» WORK TO DO
Locate each line of the material that contains "internal", then return it.

>>>>

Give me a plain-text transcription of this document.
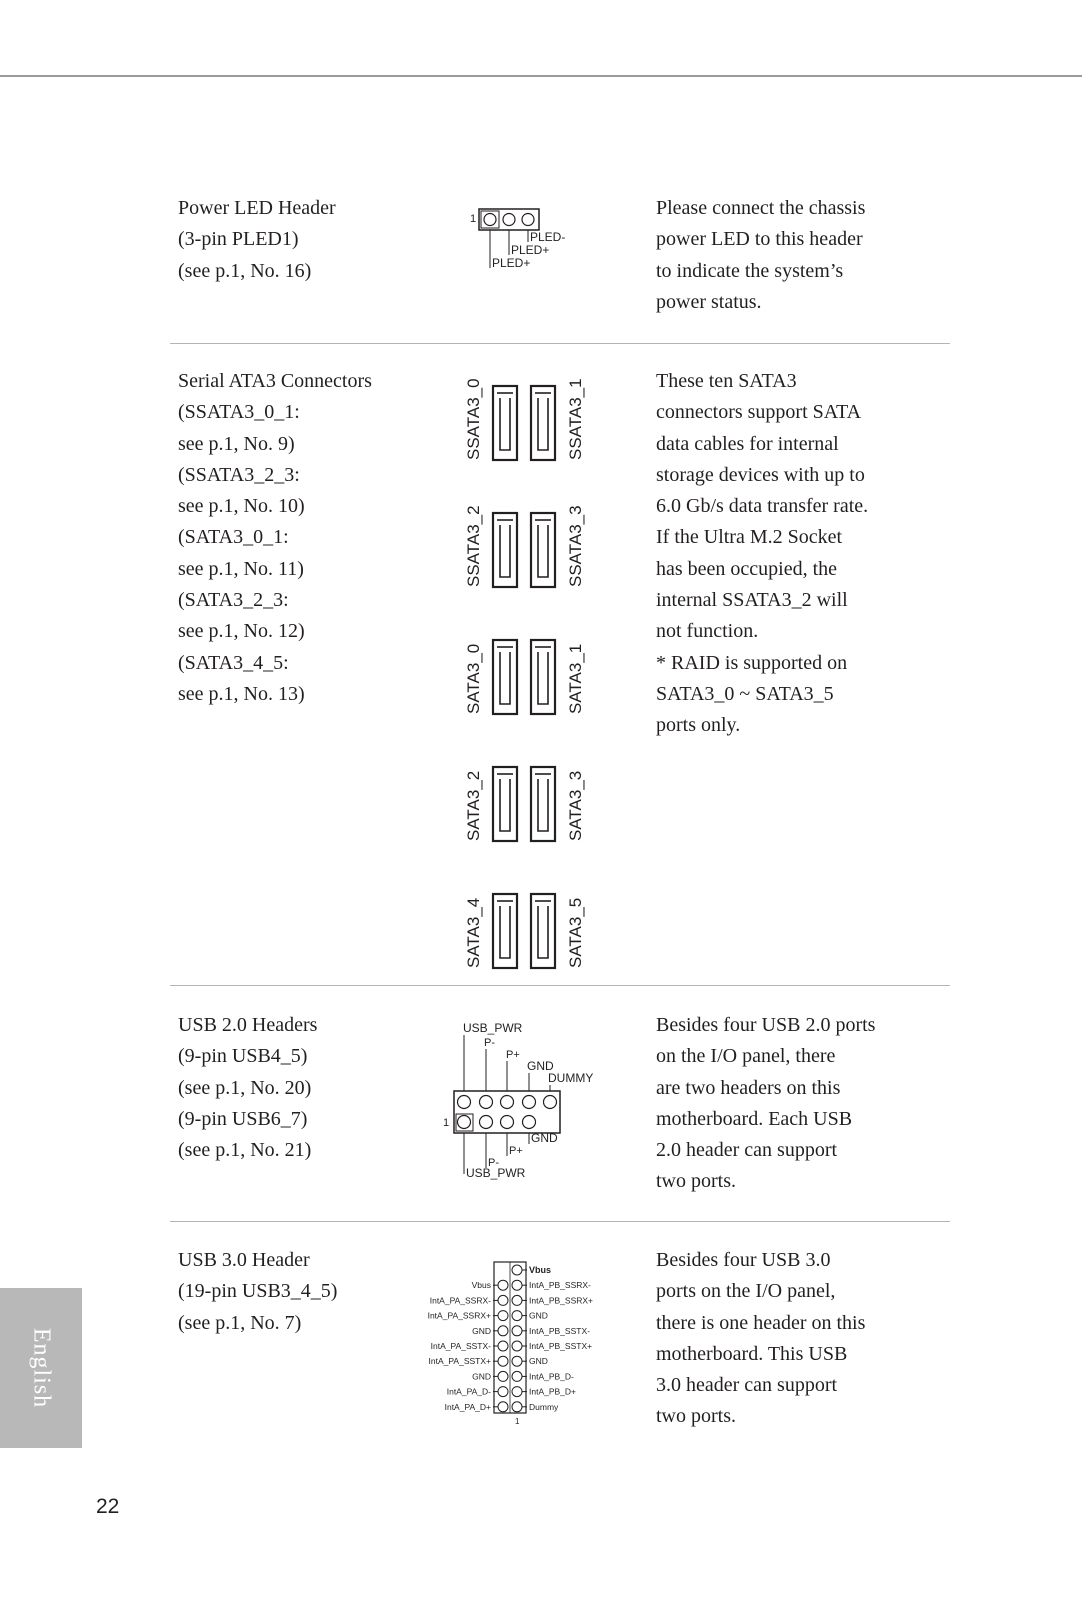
Power LED Header
(3-pin PLED1)
(see p.1, No. 16)
1
PLED-
PLED+
PLED+
Please connect the chassis
power LED to this header
to indicate the system’s
power status.
Serial ATA3 Connectors
(SSATA3_0_1:
see p.1, No. 9)
(SSATA3_2_3:
see p.1, No. 10)
(SATA3_0_1:
see p.1, No. 11)
(SATA3_2_3:
see p.1, No. 12)
(SATA3_4_5:
see p.1, No. 13)
SSATA3_0	SSATA3_1
SSATA3_2	SSATA3_3
SATA3_0	SATA3_1
SATA3_2	SATA3_3
SATA3_4	SATA3_5
These ten SATA3
connectors support SATA
data cables for internal
storage devices with up to
6.0 Gb/s data transfer rate.
If the Ultra M.2 Socket
has been occupied, the
internal SSATA3_2 will
not function.
* RAID is supported on
SATA3_0 ~ SATA3_5
ports only.
USB 2.0 Headers
(9-pin USB4_5)
(see p.1, No. 20)
(9-pin USB6_7)
(see p.1, No. 21)
USB_PWR
P-
P+
GND
DUMMY
1
GND
P+
P-
USB_PWR
Besides four USB 2.0 ports
on the I/O panel, there
are two headers on this
motherboard. Each USB
2.0 header can support
two ports.
USB 3.0 Header
(19-pin USB3_4_5)
(see p.1, No. 7)
Vbus
IntA_PB_SSRX-
IntA_PB_SSRX+
GND
IntA_PB_SSTX-
IntA_PB_SSTX+
GND
IntA_PB_D-
IntA_PB_D+
Dummy
Vbus
IntA_PA_SSRX-
IntA_PA_SSRX+
GND
IntA_PA_SSTX-
IntA_PA_SSTX+
GND
IntA_PA_D-
IntA_PA_D+
1
Besides four USB 3.0
ports on the I/O panel,
there is one header on this
motherboard. This USB
3.0 header can support
two ports.
English
22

<<<<

» EXERCISE RESPONSE
data cables for internal
internal SSATA3_2 will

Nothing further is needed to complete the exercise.